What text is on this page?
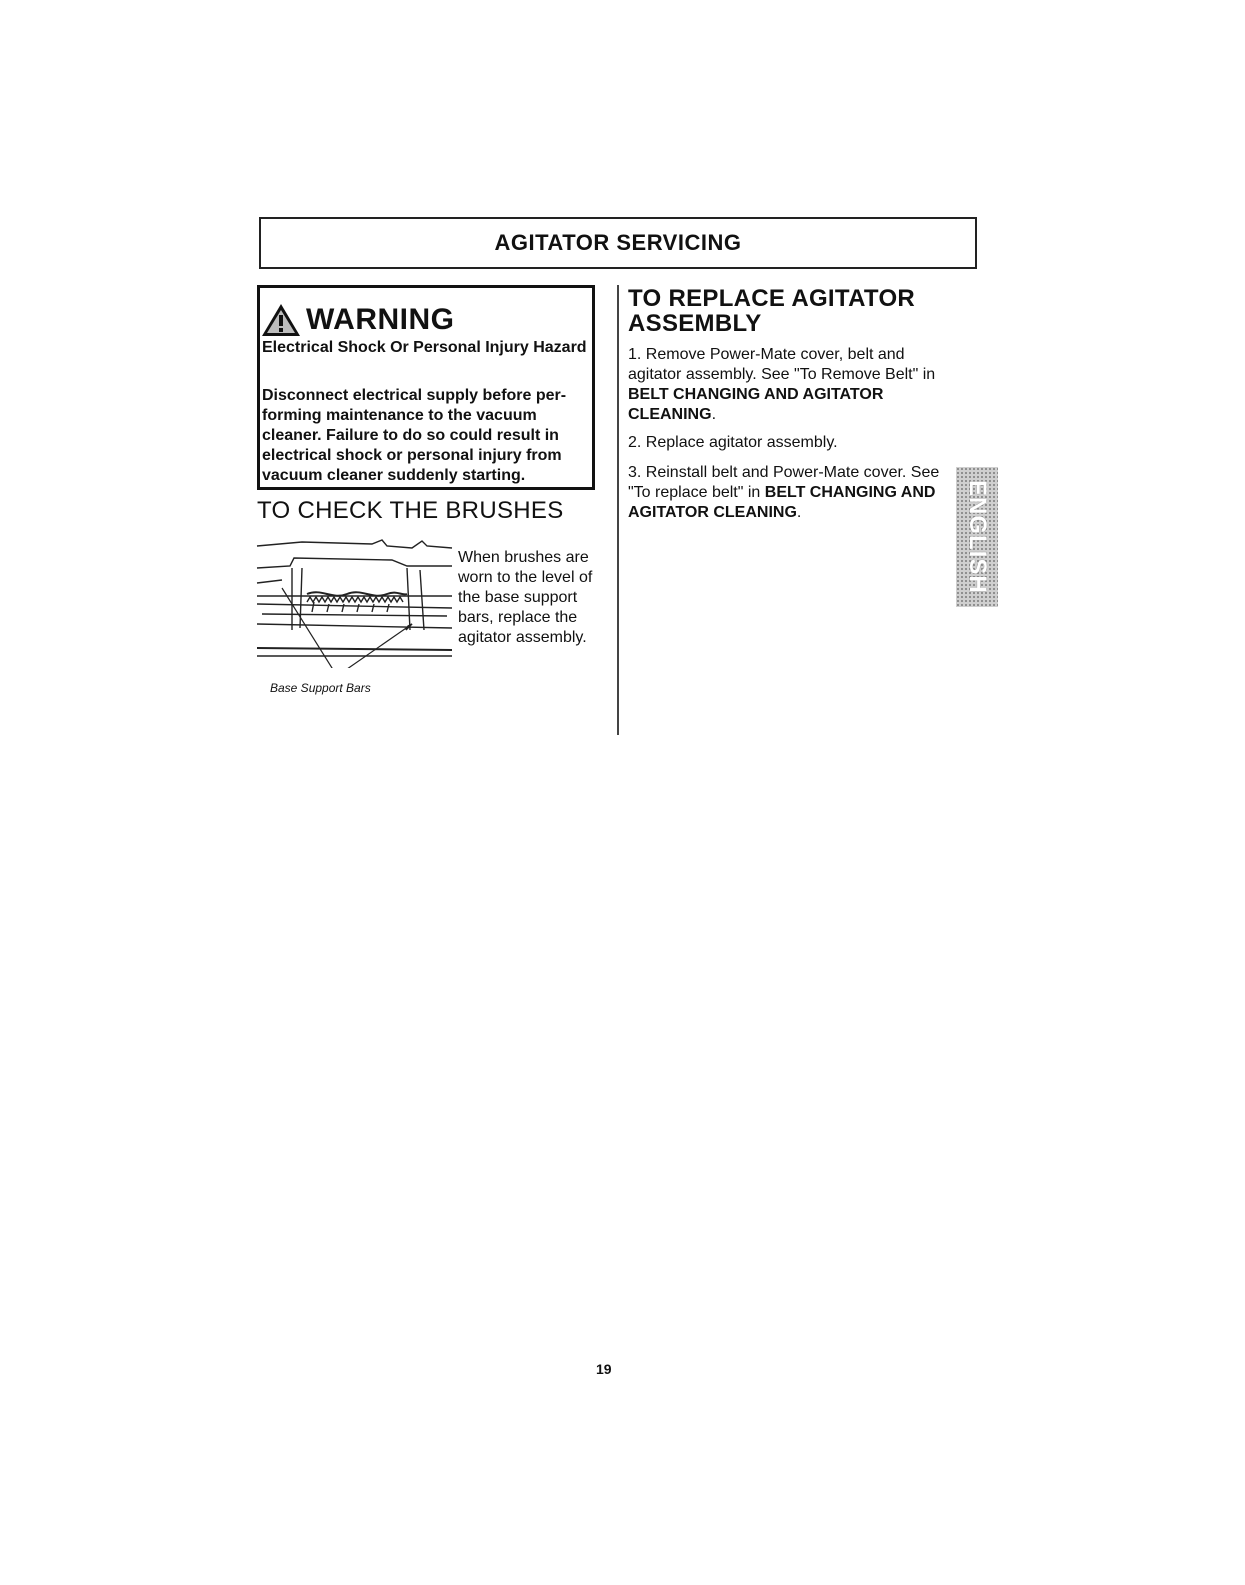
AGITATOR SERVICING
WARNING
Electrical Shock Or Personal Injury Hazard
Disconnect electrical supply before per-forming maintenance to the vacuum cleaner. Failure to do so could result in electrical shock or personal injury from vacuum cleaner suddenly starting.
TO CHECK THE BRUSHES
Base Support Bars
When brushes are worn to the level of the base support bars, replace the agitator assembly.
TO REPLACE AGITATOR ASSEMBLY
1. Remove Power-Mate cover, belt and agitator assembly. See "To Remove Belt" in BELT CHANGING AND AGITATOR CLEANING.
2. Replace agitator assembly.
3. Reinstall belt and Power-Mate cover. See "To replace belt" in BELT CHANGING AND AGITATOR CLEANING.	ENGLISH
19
·····
WHAT IS REQUIRED: Answer with one number only: how many lines above contain the word "BELT".

FULL OUTPUT: 2